**What you will do**: Without the pictures, print each of the records below exactly as it appears.

○ ○ ○

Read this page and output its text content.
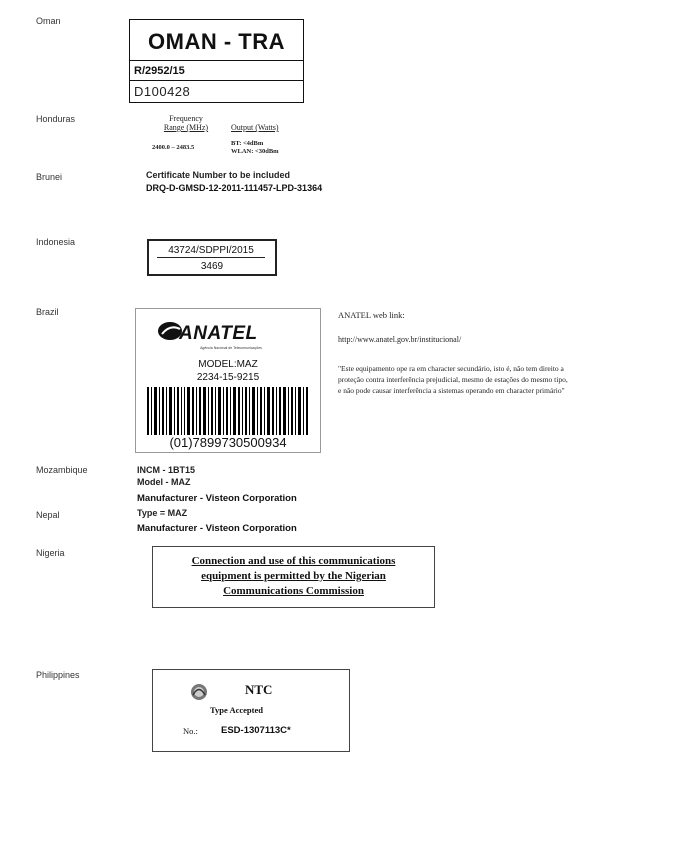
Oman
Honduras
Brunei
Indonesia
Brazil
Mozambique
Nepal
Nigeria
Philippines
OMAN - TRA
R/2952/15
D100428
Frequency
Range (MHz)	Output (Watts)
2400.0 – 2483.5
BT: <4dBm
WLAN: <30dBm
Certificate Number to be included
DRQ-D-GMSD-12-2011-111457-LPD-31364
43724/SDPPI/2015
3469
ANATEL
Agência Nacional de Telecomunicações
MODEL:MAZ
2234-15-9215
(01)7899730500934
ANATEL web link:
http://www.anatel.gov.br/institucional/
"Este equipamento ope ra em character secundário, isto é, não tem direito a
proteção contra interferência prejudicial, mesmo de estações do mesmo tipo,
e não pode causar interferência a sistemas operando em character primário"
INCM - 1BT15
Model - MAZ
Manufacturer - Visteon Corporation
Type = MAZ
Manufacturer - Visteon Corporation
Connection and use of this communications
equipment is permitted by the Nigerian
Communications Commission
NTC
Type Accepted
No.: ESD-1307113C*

○ ○ ○

**Correct result**:
Read this page and output its text content.
Oman
Honduras
Brunei
Indonesia
Brazil
Mozambique
Nepal
Nigeria
Philippines
OMAN - TRA
R/2952/15
D100428
Frequency
Range (MHz)	Output (Watts)
2400.0 – 2483.5
BT: <4dBm
WLAN: <30dBm
Certificate Number to be included
DRQ-D-GMSD-12-2011-111457-LPD-31364
43724/SDPPI/2015
3469
ANATEL
Agência Nacional de Telecomunicações
MODEL:MAZ
2234-15-9215
(01)7899730500934
ANATEL web link:
http://www.anatel.gov.br/institucional/
"Este equipamento ope ra em character secundário, isto é, não tem direito a
proteção contra interferência prejudicial, mesmo de estações do mesmo tipo,
e não pode causar interferência a sistemas operando em character primário"
INCM - 1BT15
Model - MAZ
Manufacturer - Visteon Corporation
Type = MAZ
Manufacturer - Visteon Corporation
Connection and use of this communications
equipment is permitted by the Nigerian
Communications Commission
NTC
Type Accepted
No.: ESD-1307113C*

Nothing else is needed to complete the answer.